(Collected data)
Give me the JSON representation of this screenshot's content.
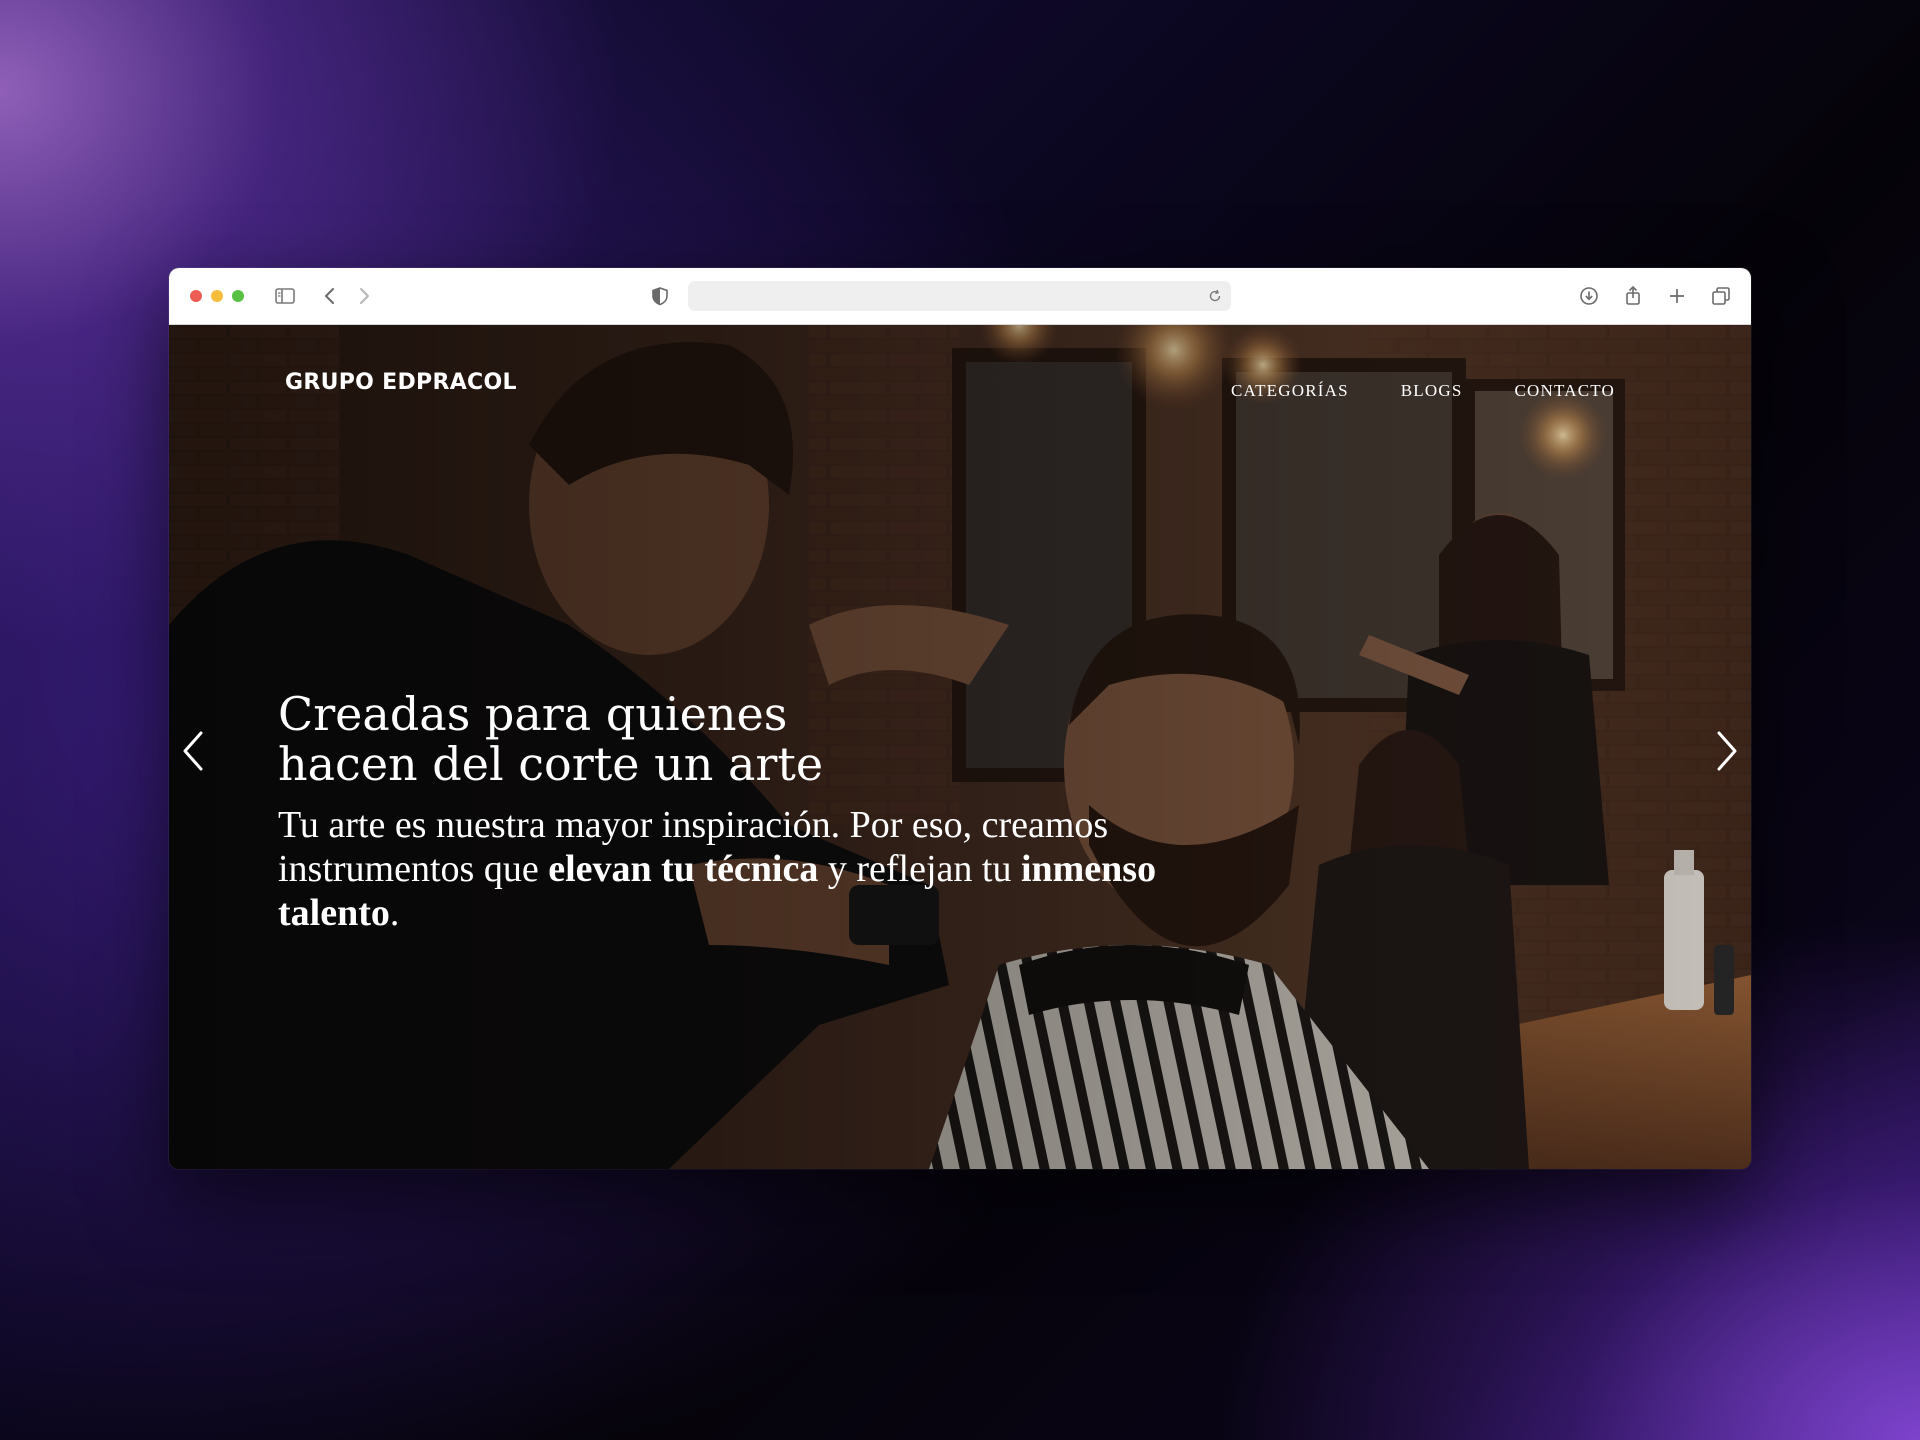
{
  "browser": {
    "address": ""
  },
  "site": {
    "logo": "GRUPO EDPRACOL",
    "nav": [
      "CATEGORÍAS",
      "BLOGS",
      "CONTACTO"
    ]
  },
  "hero": {
    "headline": "Creadas para quienes hacen del corte un arte",
    "sub_part1": "Tu arte es nuestra mayor inspiración. Por eso, creamos instrumentos que ",
    "sub_bold1": "elevan tu técnica",
    "sub_part2": " y reflejan tu ",
    "sub_bold2": "inmenso talento",
    "sub_part3": "."
  },
  "icons": {
    "prev": "chevron-left-icon",
    "next": "chevron-right-icon"
  },
  "colors": {
    "traffic_red": "#ee5d54",
    "traffic_yellow": "#f5bd3b",
    "traffic_green": "#58c143",
    "text": "#ffffff"
  }
}
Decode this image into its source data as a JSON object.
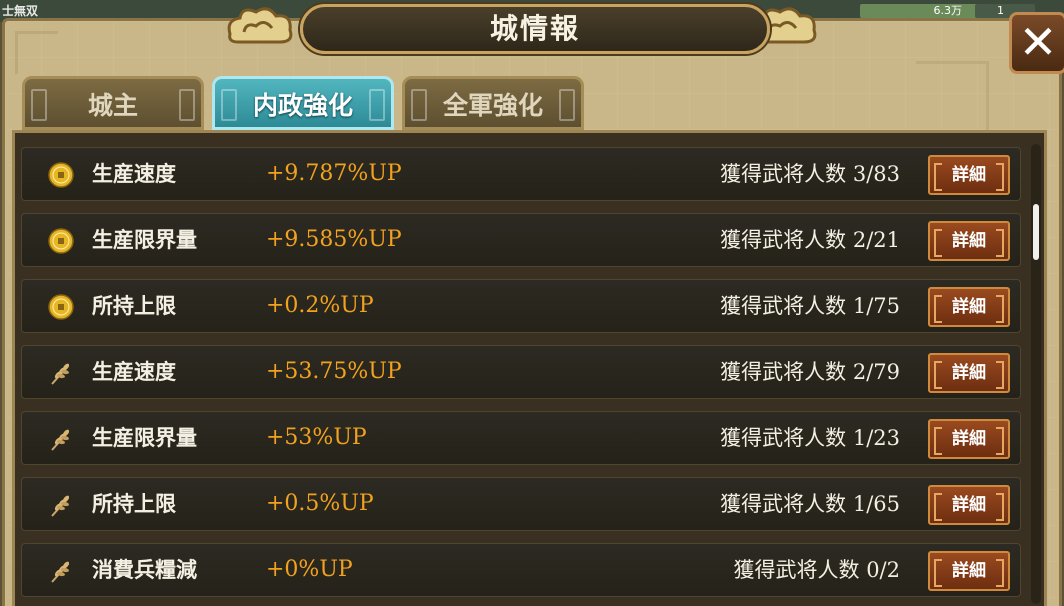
{
  "top_bar": {
    "game_name": "士無双",
    "resource_a": "6.3万",
    "resource_b": "1"
  },
  "window": {
    "title": "城情報",
    "close_label": "✕"
  },
  "tabs": [
    {
      "label": "城主",
      "active": false
    },
    {
      "label": "内政強化",
      "active": true
    },
    {
      "label": "全軍強化",
      "active": false
    }
  ],
  "rows": [
    {
      "icon": "coin-icon",
      "label": "生産速度",
      "value": "+9.787%UP",
      "count": "獲得武将人数 3/83",
      "button": "詳細"
    },
    {
      "icon": "coin-icon",
      "label": "生産限界量",
      "value": "+9.585%UP",
      "count": "獲得武将人数 2/21",
      "button": "詳細"
    },
    {
      "icon": "coin-icon",
      "label": "所持上限",
      "value": "+0.2%UP",
      "count": "獲得武将人数 1/75",
      "button": "詳細"
    },
    {
      "icon": "grain-icon",
      "label": "生産速度",
      "value": "+53.75%UP",
      "count": "獲得武将人数 2/79",
      "button": "詳細"
    },
    {
      "icon": "grain-icon",
      "label": "生産限界量",
      "value": "+53%UP",
      "count": "獲得武将人数 1/23",
      "button": "詳細"
    },
    {
      "icon": "grain-icon",
      "label": "所持上限",
      "value": "+0.5%UP",
      "count": "獲得武将人数 1/65",
      "button": "詳細"
    },
    {
      "icon": "grain-icon",
      "label": "消費兵糧減",
      "value": "+0%UP",
      "count": "獲得武将人数 0/2",
      "button": "詳細"
    }
  ],
  "colors": {
    "value_text": "#f2a21e",
    "active_tab": "#3fa3ad",
    "detail_button": "#8a3f18"
  }
}
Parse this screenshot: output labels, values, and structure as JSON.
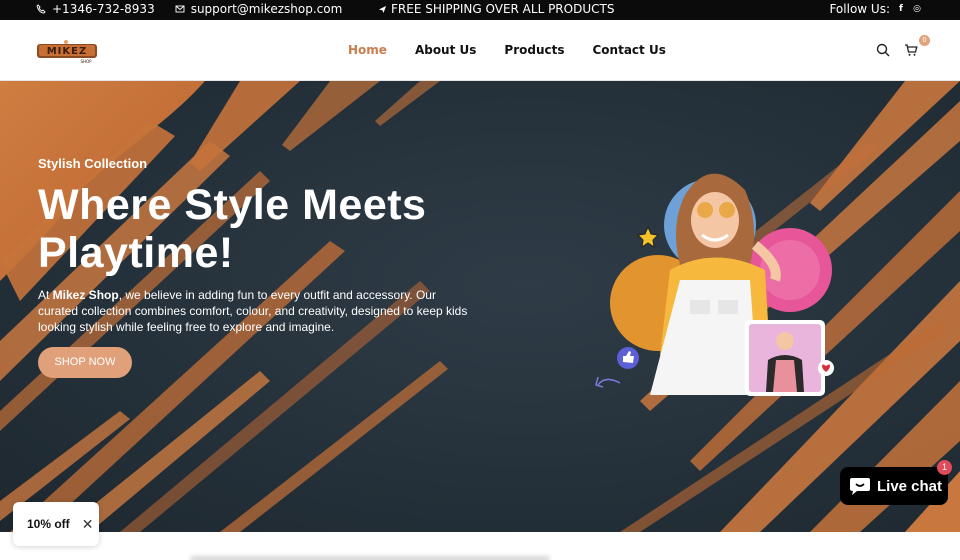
{
  "topbar": {
    "phone": "+1346-732-8933",
    "email": "support@mikezshop.com",
    "shipping": "FREE SHIPPING OVER ALL PRODUCTS",
    "follow": "Follow Us:",
    "social": [
      "f",
      "◎"
    ]
  },
  "header": {
    "logo_text": "MIKEZ",
    "logo_sub": "SHOP",
    "nav": [
      "Home",
      "About Us",
      "Products",
      "Contact Us"
    ],
    "active_nav": "Home",
    "cart_count": "0"
  },
  "hero": {
    "subtitle": "Stylish Collection",
    "title": "Where Style Meets Playtime!",
    "desc_prefix": "At ",
    "desc_brand": "Mikez Shop",
    "desc_rest": ", we believe in adding fun to every outfit and accessory. Our curated collection combines comfort, colour, and creativity, designed to keep kids looking stylish while feeling free to explore and imagine.",
    "button": "SHOP NOW"
  },
  "discount": {
    "label": "10% off",
    "close": "✕"
  },
  "livechat": {
    "label": "Live chat",
    "badge": "1"
  },
  "colors": {
    "accent": "#c97d4c",
    "button": "#e0a17a",
    "hero_bg": "#243039",
    "stroke": "#c8733d"
  }
}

EXERCISE TASK.
All of the data above should be quoted exactly, except for the pictures.

ANSWER TO THE EXERCISE.
Give me the JSON representation of this screenshot's content.
{
  "browser": {
    "address": ""
  },
  "site": {
    "logo": "GRUPO EDPRACOL",
    "nav": [
      "CATEGORÍAS",
      "BLOGS",
      "CONTACTO"
    ]
  },
  "hero": {
    "headline": "Creadas para quienes hacen del corte un arte",
    "sub_part1": "Tu arte es nuestra mayor inspiración. Por eso, creamos instrumentos que ",
    "sub_bold1": "elevan tu técnica",
    "sub_part2": " y reflejan tu ",
    "sub_bold2": "inmenso talento",
    "sub_part3": "."
  },
  "icons": {
    "prev": "chevron-left-icon",
    "next": "chevron-right-icon"
  },
  "colors": {
    "traffic_red": "#ee5d54",
    "traffic_yellow": "#f5bd3b",
    "traffic_green": "#58c143",
    "text": "#ffffff"
  }
}
Decode this image into its source data as a JSON object.
{
  "top_bar": {
    "game_name": "士無双",
    "resource_a": "6.3万",
    "resource_b": "1"
  },
  "window": {
    "title": "城情報",
    "close_label": "✕"
  },
  "tabs": [
    {
      "label": "城主",
      "active": false
    },
    {
      "label": "内政強化",
      "active": true
    },
    {
      "label": "全軍強化",
      "active": false
    }
  ],
  "rows": [
    {
      "icon": "coin-icon",
      "label": "生産速度",
      "value": "+9.787%UP",
      "count": "獲得武将人数 3/83",
      "button": "詳細"
    },
    {
      "icon": "coin-icon",
      "label": "生産限界量",
      "value": "+9.585%UP",
      "count": "獲得武将人数 2/21",
      "button": "詳細"
    },
    {
      "icon": "coin-icon",
      "label": "所持上限",
      "value": "+0.2%UP",
      "count": "獲得武将人数 1/75",
      "button": "詳細"
    },
    {
      "icon": "grain-icon",
      "label": "生産速度",
      "value": "+53.75%UP",
      "count": "獲得武将人数 2/79",
      "button": "詳細"
    },
    {
      "icon": "grain-icon",
      "label": "生産限界量",
      "value": "+53%UP",
      "count": "獲得武将人数 1/23",
      "button": "詳細"
    },
    {
      "icon": "grain-icon",
      "label": "所持上限",
      "value": "+0.5%UP",
      "count": "獲得武将人数 1/65",
      "button": "詳細"
    },
    {
      "icon": "grain-icon",
      "label": "消費兵糧減",
      "value": "+0%UP",
      "count": "獲得武将人数 0/2",
      "button": "詳細"
    }
  ],
  "colors": {
    "value_text": "#f2a21e",
    "active_tab": "#3fa3ad",
    "detail_button": "#8a3f18"
  }
}
Parse this screenshot: output labels, values, and structure as JSON.
{
  "topbar": {
    "phone": "+1346-732-8933",
    "email": "support@mikezshop.com",
    "shipping": "FREE SHIPPING OVER ALL PRODUCTS",
    "follow": "Follow Us:",
    "social": [
      "f",
      "◎"
    ]
  },
  "header": {
    "logo_text": "MIKEZ",
    "logo_sub": "SHOP",
    "nav": [
      "Home",
      "About Us",
      "Products",
      "Contact Us"
    ],
    "active_nav": "Home",
    "cart_count": "0"
  },
  "hero": {
    "subtitle": "Stylish Collection",
    "title": "Where Style Meets Playtime!",
    "desc_prefix": "At ",
    "desc_brand": "Mikez Shop",
    "desc_rest": ", we believe in adding fun to every outfit and accessory. Our curated collection combines comfort, colour, and creativity, designed to keep kids looking stylish while feeling free to explore and imagine.",
    "button": "SHOP NOW"
  },
  "discount": {
    "label": "10% off",
    "close": "✕"
  },
  "livechat": {
    "label": "Live chat",
    "badge": "1"
  },
  "colors": {
    "accent": "#c97d4c",
    "button": "#e0a17a",
    "hero_bg": "#243039",
    "stroke": "#c8733d"
  }
}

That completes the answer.